§ **Exercise instructions**:
Omit all images. Write out the rest of the material exactly.
::::::
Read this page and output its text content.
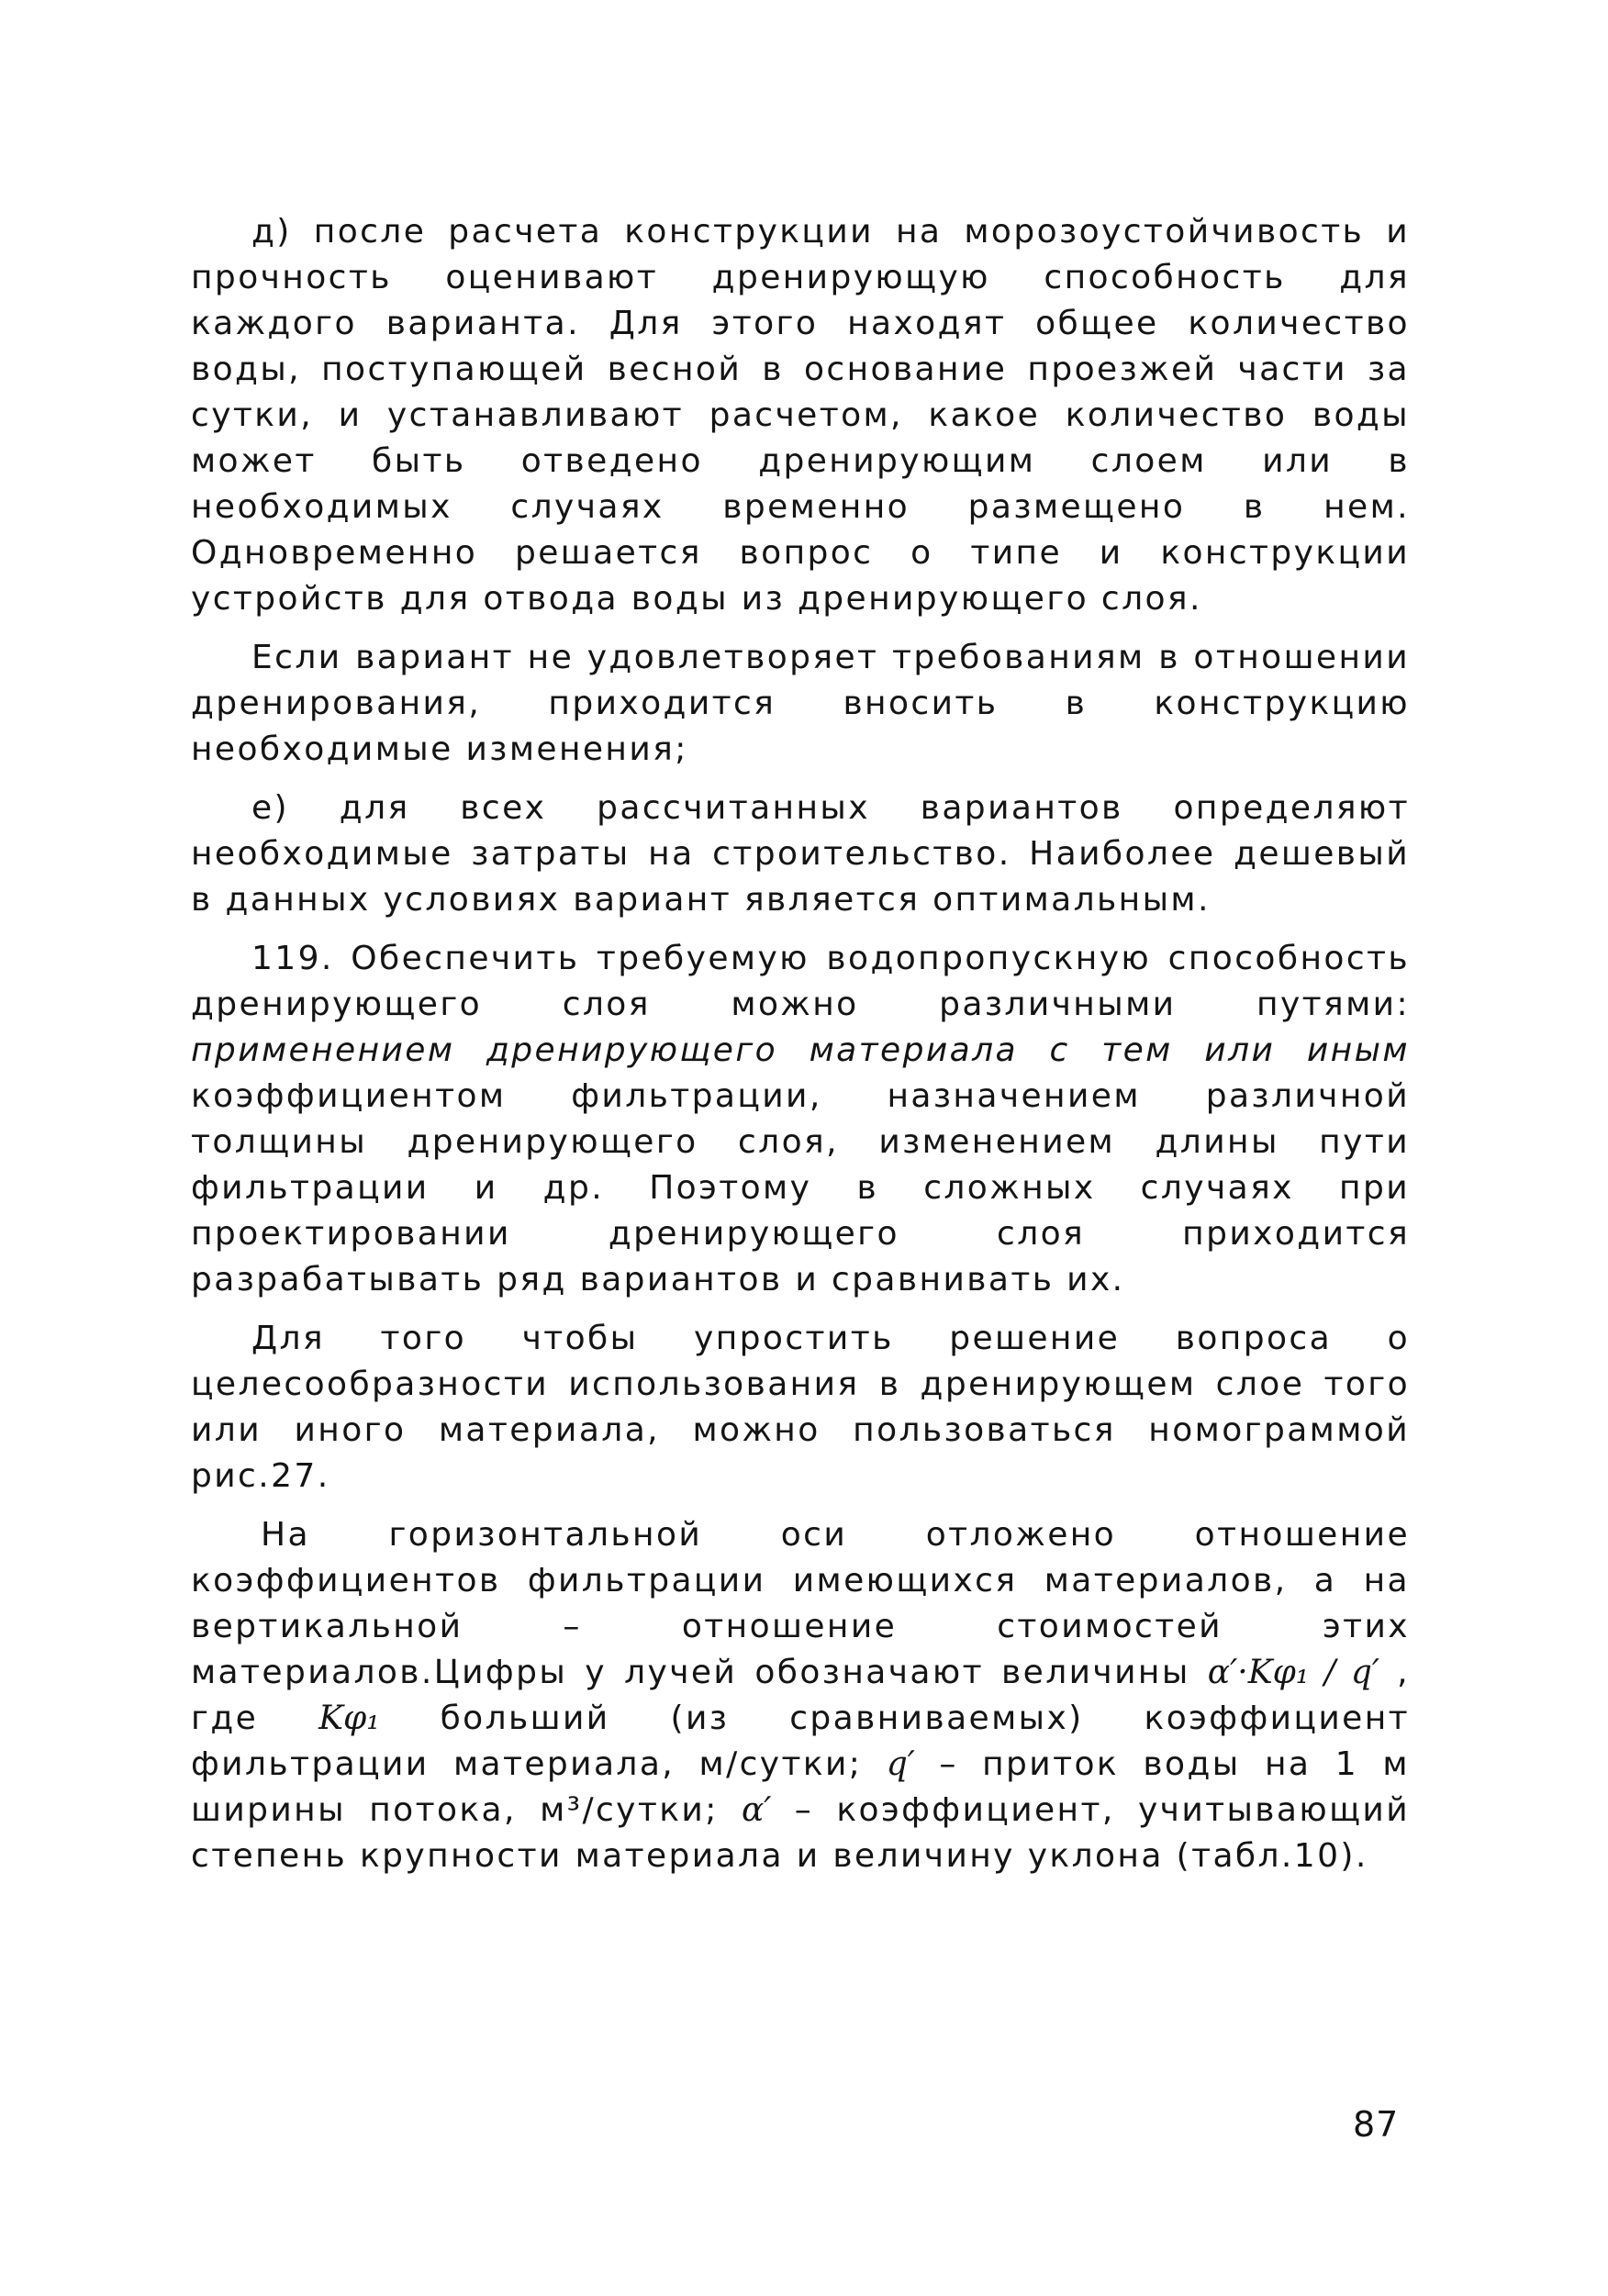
д) после расчета конструкции на морозоустойчивость и прочность оценивают дренирующую способность для каждого варианта. Для этого находят общее количество воды, поступающей весной в основание проезжей части за сутки, и устанавливают расчетом, какое количество воды может быть отведено дренирующим слоем или в необходимых случаях временно размещено в нем. Одновременно решается вопрос о типе и конструкции устройств для отвода воды из дренирующего слоя.

Если вариант не удовлетворяет требованиям в отношении дренирования, приходится вносить в конструкцию необходимые изменения;

е) для всех рассчитанных вариантов определяют необходимые затраты на строительство. Наиболее дешевый в данных условиях вариант является оптимальным.

119. Обеспечить требуемую водопропускную способность дренирующего слоя можно различными путями: применением дренирующего материала с тем или иным коэффициентом фильтрации, назначением различной толщины дренирующего слоя, изменением длины пути фильтрации и др. Поэтому в сложных случаях при проектировании дренирующего слоя приходится разрабатывать ряд вариантов и сравнивать их.

Для того чтобы упростить решение вопроса о целесообразности использования в дренирующем слое того или иного материала, можно пользоваться номограммой рис.27.

На горизонтальной оси отложено отношение коэффициентов фильтрации имеющихся материалов, а на вертикальной – отношение стоимостей этих материалов.Цифры у лучей обозначают величины α′·Kφ₁ / q′ , где Kφ₁ больший (из сравниваемых) коэффициент фильтрации материала, м/сутки; q′ – приток воды на 1 м ширины потока, м³/сутки; α′ – коэффициент, учитывающий степень крупности материала и величину уклона (табл.10).

87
::::::
§ **Final answer**:
Read this page and output its text content.
д) после расчета конструкции на морозоустойчивость и прочность оценивают дренирующую способность для каждого варианта. Для этого находят общее количество воды, поступающей весной в основание проезжей части за сутки, и устанавливают расчетом, какое количество воды может быть отведено дренирующим слоем или в необходимых случаях временно размещено в нем. Одновременно решается вопрос о типе и конструкции устройств для отвода воды из дренирующего слоя.

Если вариант не удовлетворяет требованиям в отношении дренирования, приходится вносить в конструкцию необходимые изменения;

е) для всех рассчитанных вариантов определяют необходимые затраты на строительство. Наиболее дешевый в данных условиях вариант является оптимальным.

119. Обеспечить требуемую водопропускную способность дренирующего слоя можно различными путями: применением дренирующего материала с тем или иным коэффициентом фильтрации, назначением различной толщины дренирующего слоя, изменением длины пути фильтрации и др. Поэтому в сложных случаях при проектировании дренирующего слоя приходится разрабатывать ряд вариантов и сравнивать их.

Для того чтобы упростить решение вопроса о целесообразности использования в дренирующем слое того или иного материала, можно пользоваться номограммой рис.27.

На горизонтальной оси отложено отношение коэффициентов фильтрации имеющихся материалов, а на вертикальной – отношение стоимостей этих материалов.Цифры у лучей обозначают величины α′·Kφ₁ / q′ , где Kφ₁ больший (из сравниваемых) коэффициент фильтрации материала, м/сутки; q′ – приток воды на 1 м ширины потока, м³/сутки; α′ – коэффициент, учитывающий степень крупности материала и величину уклона (табл.10).

87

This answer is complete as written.